■ Objective
Write the entries out again exactly as they stand, but without the pictures.

━━━━━━━━━━━━━━━━

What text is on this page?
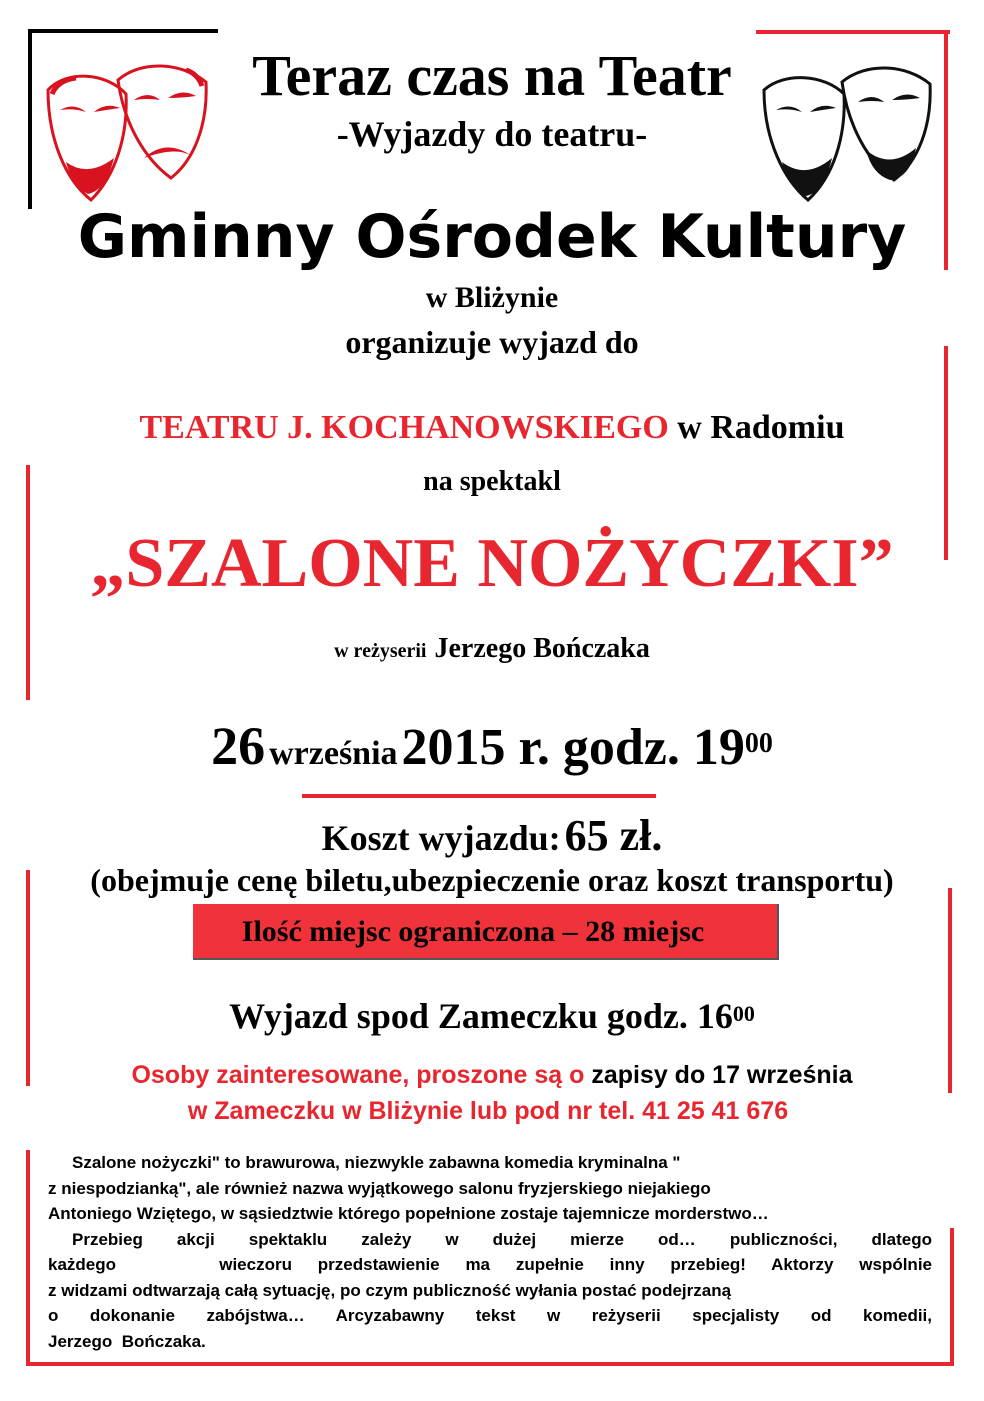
Teraz czas na Teatr
-Wyjazdy do teatru-
Gminny Ośrodek Kultury
w Bliżynie
organizuje wyjazd do
TEATRU J. KOCHANOWSKIEGO w Radomiu
na spektakl
„SZALONE NOŻYCZKI”
w reżyserii Jerzego Bończaka
26 września 2015 r. godz. $19^{00}$
Koszt wyjazdu: 65 zł.
(obejmuje cenę biletu,ubezpieczenie oraz koszt transportu)
Ilość miejsc ograniczona – 28 miejsc
Wyjazd spod Zameczku godz. $16^{00}$
Osoby zainteresowane, proszone są o zapisy do 17 września
w Zameczku w Bliżynie lub pod nr tel. 41 25 41 676
Szalone nożyczki" to brawurowa, niezwykle zabawna komedia kryminalna "
z niespodzianką", ale również nazwa wyjątkowego salonu fryzjerskiego niejakiego
Antoniego Wziętego, w sąsiedztwie którego popełnione zostaje tajemnicze morderstwo…
Przebieg akcji spektaklu zależy w dużej mierze od… publiczności, dlatego
każdego    wieczoru przedstawienie ma zupełnie inny przebieg! Aktorzy wspólnie
z widzami odtwarzają całą sytuację, po czym publiczność wyłania postać podejrzaną
o dokonanie zabójstwa… Arcyzabawny tekst w reżyserii specjalisty od komedii,
Jerzego  Bończaka.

━━━━━━━━━━━━━━━━

■ Exercise output
What text is on this page?
Teraz czas na Teatr
-Wyjazdy do teatru-
Gminny Ośrodek Kultury
w Bliżynie
organizuje wyjazd do
TEATRU J. KOCHANOWSKIEGO w Radomiu
na spektakl
„SZALONE NOŻYCZKI”
w reżyserii Jerzego Bończaka
26 września 2015 r. godz. $19^{00}$
Koszt wyjazdu: 65 zł.
(obejmuje cenę biletu,ubezpieczenie oraz koszt transportu)
Ilość miejsc ograniczona – 28 miejsc
Wyjazd spod Zameczku godz. $16^{00}$
Osoby zainteresowane, proszone są o zapisy do 17 września
w Zameczku w Bliżynie lub pod nr tel. 41 25 41 676
Szalone nożyczki" to brawurowa, niezwykle zabawna komedia kryminalna "
z niespodzianką", ale również nazwa wyjątkowego salonu fryzjerskiego niejakiego
Antoniego Wziętego, w sąsiedztwie którego popełnione zostaje tajemnicze morderstwo…
Przebieg akcji spektaklu zależy w dużej mierze od… publiczności, dlatego
każdego    wieczoru przedstawienie ma zupełnie inny przebieg! Aktorzy wspólnie
z widzami odtwarzają całą sytuację, po czym publiczność wyłania postać podejrzaną
o dokonanie zabójstwa… Arcyzabawny tekst w reżyserii specjalisty od komedii,
Jerzego  Bończaka.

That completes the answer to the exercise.